→ Extracted records:

_ _ _ _

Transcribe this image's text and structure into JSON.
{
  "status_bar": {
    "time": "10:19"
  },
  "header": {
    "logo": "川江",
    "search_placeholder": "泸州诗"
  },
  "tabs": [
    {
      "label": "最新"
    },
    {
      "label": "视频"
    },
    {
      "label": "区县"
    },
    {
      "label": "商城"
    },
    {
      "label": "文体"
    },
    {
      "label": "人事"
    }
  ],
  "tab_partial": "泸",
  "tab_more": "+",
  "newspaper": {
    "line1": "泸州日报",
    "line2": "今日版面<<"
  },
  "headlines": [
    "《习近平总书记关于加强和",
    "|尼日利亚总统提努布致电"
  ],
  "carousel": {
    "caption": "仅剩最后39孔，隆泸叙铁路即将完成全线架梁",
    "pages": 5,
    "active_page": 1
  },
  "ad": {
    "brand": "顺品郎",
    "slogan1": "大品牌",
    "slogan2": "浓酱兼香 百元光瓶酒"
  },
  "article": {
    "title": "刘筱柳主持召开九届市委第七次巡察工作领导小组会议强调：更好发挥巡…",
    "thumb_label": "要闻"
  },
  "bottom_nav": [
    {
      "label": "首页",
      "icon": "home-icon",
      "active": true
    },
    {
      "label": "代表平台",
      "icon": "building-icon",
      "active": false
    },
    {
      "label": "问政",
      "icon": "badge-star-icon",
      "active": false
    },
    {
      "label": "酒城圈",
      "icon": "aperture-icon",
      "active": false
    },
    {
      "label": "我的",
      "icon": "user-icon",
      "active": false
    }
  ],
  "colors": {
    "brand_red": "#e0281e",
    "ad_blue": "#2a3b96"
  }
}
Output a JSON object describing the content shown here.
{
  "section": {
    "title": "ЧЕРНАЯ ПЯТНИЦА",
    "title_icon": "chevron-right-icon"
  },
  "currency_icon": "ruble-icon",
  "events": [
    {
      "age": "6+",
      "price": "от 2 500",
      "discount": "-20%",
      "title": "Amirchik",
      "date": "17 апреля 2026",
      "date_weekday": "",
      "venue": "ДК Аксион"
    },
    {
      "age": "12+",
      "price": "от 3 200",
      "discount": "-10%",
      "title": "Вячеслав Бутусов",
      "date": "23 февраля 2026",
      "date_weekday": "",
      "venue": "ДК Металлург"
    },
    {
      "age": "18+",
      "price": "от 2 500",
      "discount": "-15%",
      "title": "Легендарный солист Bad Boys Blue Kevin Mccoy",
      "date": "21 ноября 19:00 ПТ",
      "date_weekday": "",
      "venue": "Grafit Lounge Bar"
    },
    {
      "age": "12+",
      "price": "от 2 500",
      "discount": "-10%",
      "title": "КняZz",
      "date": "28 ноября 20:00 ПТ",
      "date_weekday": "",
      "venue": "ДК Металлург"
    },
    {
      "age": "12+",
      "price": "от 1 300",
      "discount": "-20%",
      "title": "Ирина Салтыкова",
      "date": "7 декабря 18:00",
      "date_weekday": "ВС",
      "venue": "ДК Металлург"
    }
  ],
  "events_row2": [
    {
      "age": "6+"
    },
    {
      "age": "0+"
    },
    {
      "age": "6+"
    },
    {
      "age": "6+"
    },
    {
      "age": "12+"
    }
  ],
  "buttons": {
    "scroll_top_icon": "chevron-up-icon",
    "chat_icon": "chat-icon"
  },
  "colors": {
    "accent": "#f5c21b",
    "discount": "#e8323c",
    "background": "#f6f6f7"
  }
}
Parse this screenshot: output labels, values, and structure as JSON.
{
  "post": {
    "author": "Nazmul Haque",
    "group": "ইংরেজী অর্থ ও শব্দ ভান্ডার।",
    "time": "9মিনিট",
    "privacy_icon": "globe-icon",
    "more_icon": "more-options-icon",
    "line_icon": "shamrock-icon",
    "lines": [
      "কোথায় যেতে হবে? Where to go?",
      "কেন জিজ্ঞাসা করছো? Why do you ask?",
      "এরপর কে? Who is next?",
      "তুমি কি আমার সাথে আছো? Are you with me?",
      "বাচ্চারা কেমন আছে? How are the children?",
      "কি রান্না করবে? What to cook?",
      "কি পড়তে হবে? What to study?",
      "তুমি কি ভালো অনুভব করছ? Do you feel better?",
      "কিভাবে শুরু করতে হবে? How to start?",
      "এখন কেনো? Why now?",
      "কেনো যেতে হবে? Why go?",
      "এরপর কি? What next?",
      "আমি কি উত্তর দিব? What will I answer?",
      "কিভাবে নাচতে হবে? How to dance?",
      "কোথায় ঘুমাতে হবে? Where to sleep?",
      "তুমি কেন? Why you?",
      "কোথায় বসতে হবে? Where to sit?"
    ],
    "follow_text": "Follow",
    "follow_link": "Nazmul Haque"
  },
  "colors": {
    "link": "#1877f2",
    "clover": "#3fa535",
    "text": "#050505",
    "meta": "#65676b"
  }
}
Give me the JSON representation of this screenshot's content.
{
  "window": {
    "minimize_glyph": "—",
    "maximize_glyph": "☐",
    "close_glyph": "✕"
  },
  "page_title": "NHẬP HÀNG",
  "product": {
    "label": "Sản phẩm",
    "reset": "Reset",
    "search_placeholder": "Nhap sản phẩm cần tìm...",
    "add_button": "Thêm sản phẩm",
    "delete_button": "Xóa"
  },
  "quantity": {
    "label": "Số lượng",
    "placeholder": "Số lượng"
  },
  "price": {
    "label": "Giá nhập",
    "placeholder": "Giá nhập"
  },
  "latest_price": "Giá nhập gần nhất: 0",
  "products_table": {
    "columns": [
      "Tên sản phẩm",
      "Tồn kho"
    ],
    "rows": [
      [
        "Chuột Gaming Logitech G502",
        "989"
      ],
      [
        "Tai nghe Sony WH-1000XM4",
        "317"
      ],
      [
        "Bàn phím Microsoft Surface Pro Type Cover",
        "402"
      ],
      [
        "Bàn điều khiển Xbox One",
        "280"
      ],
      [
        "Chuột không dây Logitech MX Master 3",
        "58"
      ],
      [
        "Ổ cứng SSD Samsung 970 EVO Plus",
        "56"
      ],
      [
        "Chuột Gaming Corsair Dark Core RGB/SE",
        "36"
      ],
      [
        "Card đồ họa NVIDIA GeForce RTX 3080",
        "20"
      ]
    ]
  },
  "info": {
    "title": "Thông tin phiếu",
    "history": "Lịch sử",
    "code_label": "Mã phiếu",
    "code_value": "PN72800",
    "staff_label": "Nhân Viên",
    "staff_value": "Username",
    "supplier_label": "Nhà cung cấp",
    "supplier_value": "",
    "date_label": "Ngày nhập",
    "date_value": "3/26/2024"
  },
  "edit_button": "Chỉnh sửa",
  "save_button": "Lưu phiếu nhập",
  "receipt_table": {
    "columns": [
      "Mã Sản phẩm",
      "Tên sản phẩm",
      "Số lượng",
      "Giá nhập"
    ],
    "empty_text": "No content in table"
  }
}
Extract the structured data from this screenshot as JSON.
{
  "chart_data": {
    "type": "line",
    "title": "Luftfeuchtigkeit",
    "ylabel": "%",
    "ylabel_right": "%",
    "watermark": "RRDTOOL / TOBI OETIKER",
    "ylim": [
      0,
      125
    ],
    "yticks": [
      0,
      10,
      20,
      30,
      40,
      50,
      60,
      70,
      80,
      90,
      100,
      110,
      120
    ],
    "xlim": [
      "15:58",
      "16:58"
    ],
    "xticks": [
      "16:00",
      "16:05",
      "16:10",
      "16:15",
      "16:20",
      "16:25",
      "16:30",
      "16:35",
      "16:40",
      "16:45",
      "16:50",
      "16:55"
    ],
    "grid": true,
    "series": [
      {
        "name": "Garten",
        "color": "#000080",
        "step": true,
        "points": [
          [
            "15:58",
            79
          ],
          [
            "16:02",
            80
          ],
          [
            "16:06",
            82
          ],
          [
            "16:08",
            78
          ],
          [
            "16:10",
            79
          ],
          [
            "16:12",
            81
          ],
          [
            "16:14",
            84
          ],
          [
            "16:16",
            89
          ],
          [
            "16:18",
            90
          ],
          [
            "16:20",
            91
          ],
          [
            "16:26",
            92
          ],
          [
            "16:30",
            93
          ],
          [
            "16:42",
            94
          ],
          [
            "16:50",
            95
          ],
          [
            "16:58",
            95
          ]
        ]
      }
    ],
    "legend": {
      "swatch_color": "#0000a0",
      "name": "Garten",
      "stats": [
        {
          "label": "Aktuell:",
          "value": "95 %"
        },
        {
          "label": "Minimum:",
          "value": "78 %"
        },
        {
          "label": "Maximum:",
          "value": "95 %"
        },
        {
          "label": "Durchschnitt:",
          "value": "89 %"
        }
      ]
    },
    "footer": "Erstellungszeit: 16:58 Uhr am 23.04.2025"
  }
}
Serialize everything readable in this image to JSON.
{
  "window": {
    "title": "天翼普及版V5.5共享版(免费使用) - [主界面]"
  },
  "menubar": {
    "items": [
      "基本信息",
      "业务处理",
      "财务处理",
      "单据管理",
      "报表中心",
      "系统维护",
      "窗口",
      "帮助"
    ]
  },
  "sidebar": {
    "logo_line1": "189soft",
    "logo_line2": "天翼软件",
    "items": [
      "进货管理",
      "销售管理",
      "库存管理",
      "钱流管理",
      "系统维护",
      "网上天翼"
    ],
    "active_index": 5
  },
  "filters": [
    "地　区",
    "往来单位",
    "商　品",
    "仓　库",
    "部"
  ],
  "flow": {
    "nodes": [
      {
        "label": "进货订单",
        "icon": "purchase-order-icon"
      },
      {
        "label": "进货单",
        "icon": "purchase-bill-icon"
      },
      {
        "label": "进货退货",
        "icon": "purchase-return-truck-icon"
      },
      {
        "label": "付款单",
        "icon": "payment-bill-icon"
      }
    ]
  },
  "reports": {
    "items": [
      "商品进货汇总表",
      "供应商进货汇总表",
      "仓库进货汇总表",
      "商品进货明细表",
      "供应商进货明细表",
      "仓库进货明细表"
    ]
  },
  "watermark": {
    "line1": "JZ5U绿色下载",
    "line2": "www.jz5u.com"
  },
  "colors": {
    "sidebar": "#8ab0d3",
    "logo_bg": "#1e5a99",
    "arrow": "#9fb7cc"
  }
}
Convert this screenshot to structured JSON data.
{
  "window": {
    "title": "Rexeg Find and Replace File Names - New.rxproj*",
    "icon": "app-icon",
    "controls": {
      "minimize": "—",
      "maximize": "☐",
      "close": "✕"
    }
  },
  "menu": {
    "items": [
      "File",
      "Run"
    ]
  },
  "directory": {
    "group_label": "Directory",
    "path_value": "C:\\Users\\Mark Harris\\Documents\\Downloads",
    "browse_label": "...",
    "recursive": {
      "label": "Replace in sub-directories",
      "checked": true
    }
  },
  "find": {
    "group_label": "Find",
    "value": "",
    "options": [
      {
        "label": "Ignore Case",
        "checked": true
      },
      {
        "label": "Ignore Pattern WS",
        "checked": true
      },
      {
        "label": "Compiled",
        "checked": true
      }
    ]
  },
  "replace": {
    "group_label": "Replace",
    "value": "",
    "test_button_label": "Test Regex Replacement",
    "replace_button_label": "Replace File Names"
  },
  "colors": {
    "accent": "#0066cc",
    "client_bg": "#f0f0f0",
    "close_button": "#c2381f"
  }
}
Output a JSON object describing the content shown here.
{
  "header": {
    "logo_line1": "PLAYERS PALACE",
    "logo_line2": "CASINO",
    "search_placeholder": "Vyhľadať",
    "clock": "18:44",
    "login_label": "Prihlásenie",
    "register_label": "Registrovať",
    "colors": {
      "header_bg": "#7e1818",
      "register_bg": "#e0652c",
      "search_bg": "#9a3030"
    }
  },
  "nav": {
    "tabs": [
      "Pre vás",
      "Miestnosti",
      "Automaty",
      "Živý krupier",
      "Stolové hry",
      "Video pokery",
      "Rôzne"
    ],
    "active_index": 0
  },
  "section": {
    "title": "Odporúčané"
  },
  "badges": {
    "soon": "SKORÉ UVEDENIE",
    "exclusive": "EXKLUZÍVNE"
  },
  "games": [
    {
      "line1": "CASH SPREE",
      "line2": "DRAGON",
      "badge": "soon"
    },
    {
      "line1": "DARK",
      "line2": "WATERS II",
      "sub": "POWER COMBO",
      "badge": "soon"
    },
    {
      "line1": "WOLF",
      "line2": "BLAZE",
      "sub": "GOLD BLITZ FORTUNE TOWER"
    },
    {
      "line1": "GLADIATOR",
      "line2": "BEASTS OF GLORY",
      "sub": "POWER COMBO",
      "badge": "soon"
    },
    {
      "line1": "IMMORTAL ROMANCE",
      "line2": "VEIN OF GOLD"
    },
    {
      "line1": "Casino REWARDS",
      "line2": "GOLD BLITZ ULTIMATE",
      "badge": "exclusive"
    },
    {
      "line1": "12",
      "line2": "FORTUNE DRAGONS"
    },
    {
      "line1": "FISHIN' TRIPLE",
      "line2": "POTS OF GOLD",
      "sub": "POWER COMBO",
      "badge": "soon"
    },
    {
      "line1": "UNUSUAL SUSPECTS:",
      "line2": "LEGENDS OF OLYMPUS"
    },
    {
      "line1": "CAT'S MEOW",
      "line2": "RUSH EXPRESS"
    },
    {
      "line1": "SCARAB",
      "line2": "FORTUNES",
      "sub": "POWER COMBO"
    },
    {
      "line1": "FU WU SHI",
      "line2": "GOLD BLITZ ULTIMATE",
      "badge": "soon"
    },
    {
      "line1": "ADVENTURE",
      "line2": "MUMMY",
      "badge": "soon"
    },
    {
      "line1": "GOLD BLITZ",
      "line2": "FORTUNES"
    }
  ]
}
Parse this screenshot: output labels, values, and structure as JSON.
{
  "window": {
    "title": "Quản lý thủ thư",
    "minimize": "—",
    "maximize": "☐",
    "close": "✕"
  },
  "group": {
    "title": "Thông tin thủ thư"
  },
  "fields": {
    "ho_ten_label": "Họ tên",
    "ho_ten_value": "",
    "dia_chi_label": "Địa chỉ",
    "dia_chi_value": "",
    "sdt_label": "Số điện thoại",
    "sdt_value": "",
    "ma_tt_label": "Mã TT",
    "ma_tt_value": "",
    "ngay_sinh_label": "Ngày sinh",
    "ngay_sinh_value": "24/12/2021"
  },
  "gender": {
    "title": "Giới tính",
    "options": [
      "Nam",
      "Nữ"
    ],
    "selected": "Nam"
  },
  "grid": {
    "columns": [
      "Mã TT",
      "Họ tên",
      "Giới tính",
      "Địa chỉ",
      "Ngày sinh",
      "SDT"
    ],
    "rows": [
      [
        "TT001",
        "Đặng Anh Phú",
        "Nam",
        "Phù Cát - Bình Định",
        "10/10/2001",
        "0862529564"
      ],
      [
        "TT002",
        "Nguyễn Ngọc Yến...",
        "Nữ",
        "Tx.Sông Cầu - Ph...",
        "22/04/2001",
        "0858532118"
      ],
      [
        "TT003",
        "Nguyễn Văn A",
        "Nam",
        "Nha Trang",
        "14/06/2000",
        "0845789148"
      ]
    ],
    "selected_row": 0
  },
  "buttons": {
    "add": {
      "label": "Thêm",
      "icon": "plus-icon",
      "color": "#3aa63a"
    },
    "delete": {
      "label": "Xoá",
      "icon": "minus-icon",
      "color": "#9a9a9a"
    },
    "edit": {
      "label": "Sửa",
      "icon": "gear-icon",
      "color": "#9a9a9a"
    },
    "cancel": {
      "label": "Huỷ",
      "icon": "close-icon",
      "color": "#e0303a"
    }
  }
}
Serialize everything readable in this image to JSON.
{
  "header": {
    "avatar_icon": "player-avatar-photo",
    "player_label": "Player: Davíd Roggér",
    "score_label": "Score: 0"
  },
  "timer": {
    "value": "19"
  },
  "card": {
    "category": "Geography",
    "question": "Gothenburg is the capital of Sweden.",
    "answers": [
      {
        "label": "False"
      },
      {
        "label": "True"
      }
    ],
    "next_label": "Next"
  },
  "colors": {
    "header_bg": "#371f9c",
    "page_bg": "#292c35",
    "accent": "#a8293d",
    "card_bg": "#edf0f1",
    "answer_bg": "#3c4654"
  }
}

_ _ _ _

→ Your task: In the entries above, identify every line with the string "BLITZ".

→ Result for this task:
      "sub": "GOLD BLITZ FORTUNE TOWER"
      "line2": "GOLD BLITZ ULTIMATE",
      "line2": "GOLD BLITZ ULTIMATE",
      "line1": "GOLD BLITZ",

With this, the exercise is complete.